* _Extract to read_:
People are asking for business intelligence tools, content management, and richer collaboration, Witts said. A people-ready business platform needs to deliver these services, he said. "For a people-ready business, there's a universal set of requirements that a business needs to deliver across the enterprise," Witts said.

Microsoft is eyeing the Office SharePoint Server 2007 platform to provide these capabilities.

"Our move here is to say, let's democratize SharePoint," and integrate workflow, content management, business intelligence, and business process automation, Witts said.

He also discussed role-based versions of the Office suite, referring to this effort as Office 14. Versions would be implemented for roles such as research and development professionals, sales persons, and human resources. "We would call this role-based productivity. It’s a very powerful concept," Witts said.

Witts also said business practices inside the enterprise are taking precedence over business processes. The traditional narrow role of a business process, such as a purchase order, is limiting; collaboration needs to be recognized, according to Witts.

* _Dataset extract_:
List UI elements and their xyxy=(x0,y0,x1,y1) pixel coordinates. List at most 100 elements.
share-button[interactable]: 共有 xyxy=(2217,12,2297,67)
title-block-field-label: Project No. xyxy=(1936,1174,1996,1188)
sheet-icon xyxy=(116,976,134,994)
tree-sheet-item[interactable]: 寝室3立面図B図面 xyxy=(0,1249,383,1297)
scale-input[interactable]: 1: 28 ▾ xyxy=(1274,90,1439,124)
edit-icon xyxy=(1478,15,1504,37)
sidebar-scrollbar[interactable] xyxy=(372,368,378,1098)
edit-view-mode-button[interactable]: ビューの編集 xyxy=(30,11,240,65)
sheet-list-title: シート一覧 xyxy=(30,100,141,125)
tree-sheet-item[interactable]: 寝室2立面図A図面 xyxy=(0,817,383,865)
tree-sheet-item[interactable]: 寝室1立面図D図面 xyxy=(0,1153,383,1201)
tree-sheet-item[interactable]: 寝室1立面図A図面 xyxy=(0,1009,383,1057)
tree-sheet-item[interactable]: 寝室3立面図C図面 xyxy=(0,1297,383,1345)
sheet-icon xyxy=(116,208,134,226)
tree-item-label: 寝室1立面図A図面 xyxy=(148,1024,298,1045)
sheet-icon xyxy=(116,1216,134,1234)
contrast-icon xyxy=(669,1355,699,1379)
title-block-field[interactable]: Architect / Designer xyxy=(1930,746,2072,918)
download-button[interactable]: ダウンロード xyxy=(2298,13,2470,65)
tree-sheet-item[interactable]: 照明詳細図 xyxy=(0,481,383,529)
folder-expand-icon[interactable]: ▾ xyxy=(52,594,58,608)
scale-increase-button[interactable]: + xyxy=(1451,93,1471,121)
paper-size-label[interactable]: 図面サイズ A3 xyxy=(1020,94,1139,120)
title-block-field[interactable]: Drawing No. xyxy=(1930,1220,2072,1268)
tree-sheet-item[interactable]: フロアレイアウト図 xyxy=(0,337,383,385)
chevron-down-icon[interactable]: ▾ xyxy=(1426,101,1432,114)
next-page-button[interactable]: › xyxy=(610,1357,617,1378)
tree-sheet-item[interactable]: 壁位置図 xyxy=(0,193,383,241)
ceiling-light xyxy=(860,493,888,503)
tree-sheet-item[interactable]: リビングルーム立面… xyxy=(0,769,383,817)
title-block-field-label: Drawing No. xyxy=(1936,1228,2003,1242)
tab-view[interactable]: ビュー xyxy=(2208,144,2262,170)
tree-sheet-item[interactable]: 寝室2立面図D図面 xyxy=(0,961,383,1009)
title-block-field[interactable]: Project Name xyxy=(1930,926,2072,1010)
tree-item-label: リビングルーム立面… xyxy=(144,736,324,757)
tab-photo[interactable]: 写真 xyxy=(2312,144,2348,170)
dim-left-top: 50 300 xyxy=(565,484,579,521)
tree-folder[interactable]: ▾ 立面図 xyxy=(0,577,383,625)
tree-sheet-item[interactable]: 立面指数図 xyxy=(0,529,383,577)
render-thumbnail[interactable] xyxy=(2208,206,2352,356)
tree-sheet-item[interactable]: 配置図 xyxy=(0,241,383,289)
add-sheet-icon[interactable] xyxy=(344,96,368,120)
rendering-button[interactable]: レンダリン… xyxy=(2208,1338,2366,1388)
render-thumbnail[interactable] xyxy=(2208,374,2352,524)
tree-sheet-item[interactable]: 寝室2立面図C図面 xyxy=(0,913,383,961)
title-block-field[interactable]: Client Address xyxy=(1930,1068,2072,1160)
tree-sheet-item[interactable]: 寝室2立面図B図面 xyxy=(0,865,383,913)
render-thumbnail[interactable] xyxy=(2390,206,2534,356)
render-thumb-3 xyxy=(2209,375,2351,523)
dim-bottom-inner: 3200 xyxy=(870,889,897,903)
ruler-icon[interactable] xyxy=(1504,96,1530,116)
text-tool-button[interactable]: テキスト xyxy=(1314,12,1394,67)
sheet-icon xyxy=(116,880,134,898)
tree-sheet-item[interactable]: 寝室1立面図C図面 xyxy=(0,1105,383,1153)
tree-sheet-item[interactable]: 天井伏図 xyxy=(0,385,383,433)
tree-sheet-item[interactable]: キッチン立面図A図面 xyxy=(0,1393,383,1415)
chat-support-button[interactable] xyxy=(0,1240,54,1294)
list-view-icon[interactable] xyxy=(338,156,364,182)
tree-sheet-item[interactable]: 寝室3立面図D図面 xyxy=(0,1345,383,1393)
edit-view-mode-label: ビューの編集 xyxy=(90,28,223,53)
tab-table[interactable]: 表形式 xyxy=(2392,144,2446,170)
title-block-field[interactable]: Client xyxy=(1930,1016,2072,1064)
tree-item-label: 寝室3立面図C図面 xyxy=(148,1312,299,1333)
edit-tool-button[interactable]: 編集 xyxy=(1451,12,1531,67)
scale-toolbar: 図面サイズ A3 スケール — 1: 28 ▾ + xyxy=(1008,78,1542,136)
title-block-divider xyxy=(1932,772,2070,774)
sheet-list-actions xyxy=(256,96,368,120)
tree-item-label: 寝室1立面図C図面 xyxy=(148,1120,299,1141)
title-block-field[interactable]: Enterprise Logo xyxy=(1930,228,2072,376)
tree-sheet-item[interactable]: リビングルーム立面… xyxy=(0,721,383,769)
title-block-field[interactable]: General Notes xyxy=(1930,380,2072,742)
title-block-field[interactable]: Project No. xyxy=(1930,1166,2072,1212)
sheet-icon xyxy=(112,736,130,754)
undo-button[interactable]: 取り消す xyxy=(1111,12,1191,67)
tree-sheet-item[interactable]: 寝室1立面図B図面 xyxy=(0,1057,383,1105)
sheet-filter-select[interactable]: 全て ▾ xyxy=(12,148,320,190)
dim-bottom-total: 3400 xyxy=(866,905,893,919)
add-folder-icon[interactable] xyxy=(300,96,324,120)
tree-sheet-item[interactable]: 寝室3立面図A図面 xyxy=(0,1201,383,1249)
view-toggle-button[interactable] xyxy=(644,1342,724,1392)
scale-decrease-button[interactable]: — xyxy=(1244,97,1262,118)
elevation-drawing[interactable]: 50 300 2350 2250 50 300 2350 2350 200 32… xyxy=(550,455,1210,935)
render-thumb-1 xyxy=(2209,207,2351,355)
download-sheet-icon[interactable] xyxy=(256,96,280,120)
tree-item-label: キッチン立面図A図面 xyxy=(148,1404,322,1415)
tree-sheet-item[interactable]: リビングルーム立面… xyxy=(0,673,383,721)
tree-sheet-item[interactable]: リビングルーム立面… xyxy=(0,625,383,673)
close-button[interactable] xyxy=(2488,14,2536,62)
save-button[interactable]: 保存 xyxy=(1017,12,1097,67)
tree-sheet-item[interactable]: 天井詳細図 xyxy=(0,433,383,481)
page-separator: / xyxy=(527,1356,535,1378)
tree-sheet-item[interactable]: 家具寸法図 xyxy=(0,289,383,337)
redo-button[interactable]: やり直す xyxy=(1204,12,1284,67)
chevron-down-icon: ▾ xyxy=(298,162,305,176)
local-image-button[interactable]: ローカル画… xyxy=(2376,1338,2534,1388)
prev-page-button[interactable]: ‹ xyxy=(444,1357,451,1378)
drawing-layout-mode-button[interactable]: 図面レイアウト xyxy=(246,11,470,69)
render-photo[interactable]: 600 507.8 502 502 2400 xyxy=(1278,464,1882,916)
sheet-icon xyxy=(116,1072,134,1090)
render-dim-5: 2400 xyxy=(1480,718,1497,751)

* _Questions to answer_:
• A. Say whether each statement agrees with the passage about Microsoft's business platform plans. For each one, answer yes or no and quote the deciding words of the passage.
(i) Witts referred to the effort to build role-based versions of the Office suite as Office 14.
(ii) Witts said business processes are taking precedence over business practices inside the enterprise.
(iii) Witts described role-based productivity as a very powerful concept.
• B. Pick up the passage about Microsoft's business platform plans at its last sentence and continue the passage from there.

* _Results by task_:
• A.
(i) Yes: "referring to this effort as Office 14"
(ii) No: "business practices inside the enterprise are taking precedence over business processes"
(iii) Yes: "It’s a very powerful concept"

• B.
Why do my ribs hurt? Oh yeah, too much laughing!

No, seriously, at least without clearer explanations, I really can't imagine that folks are asking for that, that SharePoint is anywhere close to being "people-ready" (I know only two sorts of people: those who hate it and those who don't use it), that CIOs will applause at the idea of having to support multiple role-based versions of MS Office ("Yes we know you can't open the memo, the CEO has forgotten to save it for the Word-mob-edition again"), and that a "collaborative" purchase order has any chance to fly (even less appeal to the CFO). Creepy. The news that one will be able to blog directly from Word 2007 is far more interesting IMO.